(Aim): Can you rewrite the entries starting at the very first one and ending at the line that contains "message-preview: 50,000 followers", changing "school-crest-icon" to "school-logo-icon" and leaving everything else as it is?

'''

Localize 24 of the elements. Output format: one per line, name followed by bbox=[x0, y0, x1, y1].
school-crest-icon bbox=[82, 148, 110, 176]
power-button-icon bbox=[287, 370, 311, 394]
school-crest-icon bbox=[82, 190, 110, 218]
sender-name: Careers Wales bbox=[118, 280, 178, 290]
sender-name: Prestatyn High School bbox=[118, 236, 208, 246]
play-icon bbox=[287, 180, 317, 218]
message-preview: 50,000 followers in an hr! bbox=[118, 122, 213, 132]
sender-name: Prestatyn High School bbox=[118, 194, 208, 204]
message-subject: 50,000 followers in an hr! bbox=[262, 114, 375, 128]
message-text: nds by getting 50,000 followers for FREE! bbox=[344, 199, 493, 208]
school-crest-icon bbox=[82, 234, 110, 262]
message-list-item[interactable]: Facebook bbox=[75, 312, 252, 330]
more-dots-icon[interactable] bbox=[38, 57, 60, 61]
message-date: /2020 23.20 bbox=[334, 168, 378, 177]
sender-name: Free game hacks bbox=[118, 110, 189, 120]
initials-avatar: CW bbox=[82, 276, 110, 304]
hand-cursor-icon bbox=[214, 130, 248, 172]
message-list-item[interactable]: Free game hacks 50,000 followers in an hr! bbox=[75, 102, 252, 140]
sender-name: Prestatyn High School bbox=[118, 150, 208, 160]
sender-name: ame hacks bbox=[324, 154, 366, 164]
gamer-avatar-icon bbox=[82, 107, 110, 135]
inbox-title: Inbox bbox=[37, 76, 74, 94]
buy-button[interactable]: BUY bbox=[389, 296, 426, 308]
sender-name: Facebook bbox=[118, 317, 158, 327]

'''

(Full solution):
Localize 24 of the elements. Output format: one per line, name followed by bbox=[x0, y0, x1, y1].
school-logo-icon bbox=[82, 148, 110, 176]
power-button-icon bbox=[287, 370, 311, 394]
school-logo-icon bbox=[82, 190, 110, 218]
sender-name: Careers Wales bbox=[118, 280, 178, 290]
sender-name: Prestatyn High School bbox=[118, 236, 208, 246]
play-icon bbox=[287, 180, 317, 218]
message-preview: 50,000 followers in an hr! bbox=[118, 122, 213, 132]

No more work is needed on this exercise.